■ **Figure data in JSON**
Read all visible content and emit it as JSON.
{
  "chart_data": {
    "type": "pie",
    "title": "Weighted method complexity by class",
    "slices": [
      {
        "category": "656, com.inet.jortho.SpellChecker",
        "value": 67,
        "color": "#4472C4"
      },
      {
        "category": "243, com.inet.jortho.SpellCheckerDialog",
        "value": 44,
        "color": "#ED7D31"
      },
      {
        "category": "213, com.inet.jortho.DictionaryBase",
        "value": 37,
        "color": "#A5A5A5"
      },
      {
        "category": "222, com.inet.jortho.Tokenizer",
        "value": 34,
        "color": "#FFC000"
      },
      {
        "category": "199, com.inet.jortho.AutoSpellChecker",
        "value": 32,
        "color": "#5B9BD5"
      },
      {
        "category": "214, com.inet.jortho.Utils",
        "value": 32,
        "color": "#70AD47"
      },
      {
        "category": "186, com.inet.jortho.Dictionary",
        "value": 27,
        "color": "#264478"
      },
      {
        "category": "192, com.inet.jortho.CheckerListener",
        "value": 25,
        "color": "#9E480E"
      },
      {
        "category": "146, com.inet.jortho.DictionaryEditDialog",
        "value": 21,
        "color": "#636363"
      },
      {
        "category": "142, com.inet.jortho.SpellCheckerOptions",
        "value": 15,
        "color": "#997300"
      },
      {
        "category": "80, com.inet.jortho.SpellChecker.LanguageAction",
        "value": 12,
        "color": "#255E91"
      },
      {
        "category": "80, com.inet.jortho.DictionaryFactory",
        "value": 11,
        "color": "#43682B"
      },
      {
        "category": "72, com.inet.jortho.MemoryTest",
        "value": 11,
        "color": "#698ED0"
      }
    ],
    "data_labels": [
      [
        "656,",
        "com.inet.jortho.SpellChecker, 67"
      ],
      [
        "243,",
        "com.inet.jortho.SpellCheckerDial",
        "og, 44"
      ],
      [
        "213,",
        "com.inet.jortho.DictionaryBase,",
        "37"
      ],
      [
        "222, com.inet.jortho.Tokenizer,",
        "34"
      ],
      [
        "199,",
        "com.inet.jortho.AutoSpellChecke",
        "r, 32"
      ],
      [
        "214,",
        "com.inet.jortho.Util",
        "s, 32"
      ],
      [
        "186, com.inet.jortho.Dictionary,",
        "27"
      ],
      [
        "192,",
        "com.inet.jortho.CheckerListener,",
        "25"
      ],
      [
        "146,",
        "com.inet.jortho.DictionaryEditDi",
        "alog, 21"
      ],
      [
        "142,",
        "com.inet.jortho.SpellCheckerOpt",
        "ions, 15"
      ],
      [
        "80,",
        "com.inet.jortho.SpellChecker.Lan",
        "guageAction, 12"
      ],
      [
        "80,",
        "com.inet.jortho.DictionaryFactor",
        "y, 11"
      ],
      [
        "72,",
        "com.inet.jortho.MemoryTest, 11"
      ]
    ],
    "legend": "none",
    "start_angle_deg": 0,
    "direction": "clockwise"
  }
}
==
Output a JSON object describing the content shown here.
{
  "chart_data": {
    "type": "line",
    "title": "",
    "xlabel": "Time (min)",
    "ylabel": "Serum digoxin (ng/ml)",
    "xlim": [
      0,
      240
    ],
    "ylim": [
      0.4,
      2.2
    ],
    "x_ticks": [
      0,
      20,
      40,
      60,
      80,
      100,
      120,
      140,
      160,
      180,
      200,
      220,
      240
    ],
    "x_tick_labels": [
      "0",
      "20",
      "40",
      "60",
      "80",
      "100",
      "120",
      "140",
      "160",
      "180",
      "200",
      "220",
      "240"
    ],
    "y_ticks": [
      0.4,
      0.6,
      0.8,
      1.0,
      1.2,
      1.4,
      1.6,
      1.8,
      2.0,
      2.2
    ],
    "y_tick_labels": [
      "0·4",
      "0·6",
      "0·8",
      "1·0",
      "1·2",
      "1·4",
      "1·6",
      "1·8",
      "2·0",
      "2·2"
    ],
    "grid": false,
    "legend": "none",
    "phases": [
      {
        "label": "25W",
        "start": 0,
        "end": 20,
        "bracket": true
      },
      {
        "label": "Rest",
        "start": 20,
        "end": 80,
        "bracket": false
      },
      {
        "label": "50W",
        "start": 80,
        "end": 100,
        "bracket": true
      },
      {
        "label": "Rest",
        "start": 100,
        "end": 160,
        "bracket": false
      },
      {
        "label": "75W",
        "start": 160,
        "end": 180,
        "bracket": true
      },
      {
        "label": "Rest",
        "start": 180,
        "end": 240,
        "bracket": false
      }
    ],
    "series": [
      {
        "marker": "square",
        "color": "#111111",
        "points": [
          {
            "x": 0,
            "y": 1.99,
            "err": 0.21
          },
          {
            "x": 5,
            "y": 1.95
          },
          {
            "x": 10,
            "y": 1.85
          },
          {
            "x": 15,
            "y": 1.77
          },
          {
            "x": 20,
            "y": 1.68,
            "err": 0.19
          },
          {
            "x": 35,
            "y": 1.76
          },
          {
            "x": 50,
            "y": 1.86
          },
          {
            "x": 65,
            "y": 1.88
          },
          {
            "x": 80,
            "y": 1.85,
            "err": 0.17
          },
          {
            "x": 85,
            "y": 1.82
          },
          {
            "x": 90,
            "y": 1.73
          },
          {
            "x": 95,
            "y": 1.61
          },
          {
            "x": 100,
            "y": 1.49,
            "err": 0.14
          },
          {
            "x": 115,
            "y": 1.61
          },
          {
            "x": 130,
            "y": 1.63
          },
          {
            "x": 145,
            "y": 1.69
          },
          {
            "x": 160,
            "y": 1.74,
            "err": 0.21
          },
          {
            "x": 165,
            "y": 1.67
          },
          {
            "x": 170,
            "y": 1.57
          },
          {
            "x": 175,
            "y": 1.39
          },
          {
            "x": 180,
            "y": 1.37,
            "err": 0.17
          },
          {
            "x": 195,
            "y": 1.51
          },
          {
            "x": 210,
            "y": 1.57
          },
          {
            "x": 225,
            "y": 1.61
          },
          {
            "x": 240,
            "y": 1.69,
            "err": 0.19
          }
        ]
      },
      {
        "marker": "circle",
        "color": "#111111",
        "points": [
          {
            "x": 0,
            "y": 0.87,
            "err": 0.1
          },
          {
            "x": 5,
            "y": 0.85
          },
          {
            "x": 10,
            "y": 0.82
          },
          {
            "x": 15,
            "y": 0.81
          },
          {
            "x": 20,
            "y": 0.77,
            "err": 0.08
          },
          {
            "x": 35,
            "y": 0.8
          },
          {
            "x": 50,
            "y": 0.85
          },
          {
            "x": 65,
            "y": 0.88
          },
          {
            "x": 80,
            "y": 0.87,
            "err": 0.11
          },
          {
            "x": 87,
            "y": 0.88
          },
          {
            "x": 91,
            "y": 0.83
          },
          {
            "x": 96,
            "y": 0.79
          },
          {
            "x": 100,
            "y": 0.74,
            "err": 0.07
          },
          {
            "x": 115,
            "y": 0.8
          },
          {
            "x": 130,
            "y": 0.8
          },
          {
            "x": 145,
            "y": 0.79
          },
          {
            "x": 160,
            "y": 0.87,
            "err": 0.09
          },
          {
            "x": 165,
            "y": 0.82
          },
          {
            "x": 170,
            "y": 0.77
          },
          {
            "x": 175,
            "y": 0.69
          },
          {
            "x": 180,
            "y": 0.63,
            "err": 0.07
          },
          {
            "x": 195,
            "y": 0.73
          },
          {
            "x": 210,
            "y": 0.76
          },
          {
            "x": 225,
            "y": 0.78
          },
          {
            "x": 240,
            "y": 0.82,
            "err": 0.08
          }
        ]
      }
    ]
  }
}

■ **EXERCISE INSTRUCTIONS**
Copy out all lines that carry the word "CheckerListener".

■ **ANSWER FOR THIS EXERCISE**
        "category": "192, com.inet.jortho.CheckerListener",
        "com.inet.jortho.CheckerListener,",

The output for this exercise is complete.